**Instructions to follow:** Only the pictures stay out; every record is to be quoted exactly.

(Stored data)
┄┄┄┄┄┄┄┄┄┄┄┄┄┄┄┄┄┄┄┄

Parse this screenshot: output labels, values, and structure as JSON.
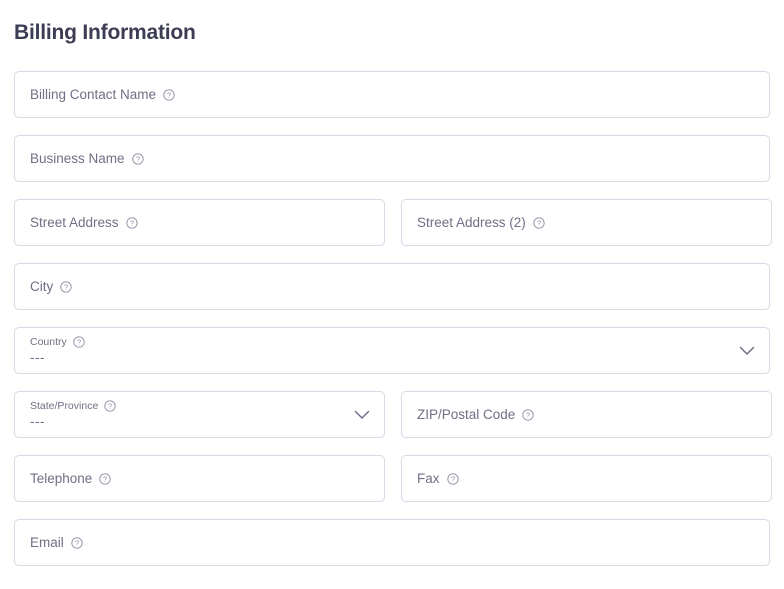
{
  "page": {
    "title": "Billing Information"
  },
  "icons": {
    "help": "help-circle-icon",
    "chevron": "chevron-down-icon"
  },
  "colors": {
    "title": "#3c3c55",
    "border": "#d9d8e6",
    "label": "#6f6f85",
    "background": "#ffffff"
  },
  "form": {
    "rows": [
      {
        "fields": [
          {
            "name": "billing-contact-name",
            "label": "Billing Contact Name",
            "type": "text",
            "value": "",
            "width": "full"
          }
        ]
      },
      {
        "fields": [
          {
            "name": "business-name",
            "label": "Business Name",
            "type": "text",
            "value": "",
            "width": "full"
          }
        ]
      },
      {
        "fields": [
          {
            "name": "street-address",
            "label": "Street Address",
            "type": "text",
            "value": "",
            "width": "half"
          },
          {
            "name": "street-address-2",
            "label": "Street Address (2)",
            "type": "text",
            "value": "",
            "width": "half"
          }
        ]
      },
      {
        "fields": [
          {
            "name": "city",
            "label": "City",
            "type": "text",
            "value": "",
            "width": "full"
          }
        ]
      },
      {
        "fields": [
          {
            "name": "country",
            "label": "Country",
            "type": "select",
            "value": "---",
            "width": "full"
          }
        ]
      },
      {
        "fields": [
          {
            "name": "state-province",
            "label": "State/Province",
            "type": "select",
            "value": "---",
            "width": "half"
          },
          {
            "name": "zip-postal-code",
            "label": "ZIP/Postal Code",
            "type": "text",
            "value": "",
            "width": "half"
          }
        ]
      },
      {
        "fields": [
          {
            "name": "telephone",
            "label": "Telephone",
            "type": "text",
            "value": "",
            "width": "half"
          },
          {
            "name": "fax",
            "label": "Fax",
            "type": "text",
            "value": "",
            "width": "half"
          }
        ]
      },
      {
        "fields": [
          {
            "name": "email",
            "label": "Email",
            "type": "text",
            "value": "",
            "width": "full"
          }
        ]
      }
    ]
  }
}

┄┄┄┄┄┄┄┄┄┄┄┄┄┄┄┄┄┄┄┄

**Answer to the task:**
Parse this screenshot: output labels, values, and structure as JSON.
{
  "page": {
    "title": "Billing Information"
  },
  "icons": {
    "help": "help-circle-icon",
    "chevron": "chevron-down-icon"
  },
  "colors": {
    "title": "#3c3c55",
    "border": "#d9d8e6",
    "label": "#6f6f85",
    "background": "#ffffff"
  },
  "form": {
    "rows": [
      {
        "fields": [
          {
            "name": "billing-contact-name",
            "label": "Billing Contact Name",
            "type": "text",
            "value": "",
            "width": "full"
          }
        ]
      },
      {
        "fields": [
          {
            "name": "business-name",
            "label": "Business Name",
            "type": "text",
            "value": "",
            "width": "full"
          }
        ]
      },
      {
        "fields": [
          {
            "name": "street-address",
            "label": "Street Address",
            "type": "text",
            "value": "",
            "width": "half"
          },
          {
            "name": "street-address-2",
            "label": "Street Address (2)",
            "type": "text",
            "value": "",
            "width": "half"
          }
        ]
      },
      {
        "fields": [
          {
            "name": "city",
            "label": "City",
            "type": "text",
            "value": "",
            "width": "full"
          }
        ]
      },
      {
        "fields": [
          {
            "name": "country",
            "label": "Country",
            "type": "select",
            "value": "---",
            "width": "full"
          }
        ]
      },
      {
        "fields": [
          {
            "name": "state-province",
            "label": "State/Province",
            "type": "select",
            "value": "---",
            "width": "half"
          },
          {
            "name": "zip-postal-code",
            "label": "ZIP/Postal Code",
            "type": "text",
            "value": "",
            "width": "half"
          }
        ]
      },
      {
        "fields": [
          {
            "name": "telephone",
            "label": "Telephone",
            "type": "text",
            "value": "",
            "width": "half"
          },
          {
            "name": "fax",
            "label": "Fax",
            "type": "text",
            "value": "",
            "width": "half"
          }
        ]
      },
      {
        "fields": [
          {
            "name": "email",
            "label": "Email",
            "type": "text",
            "value": "",
            "width": "full"
          }
        ]
      }
    ]
  }
}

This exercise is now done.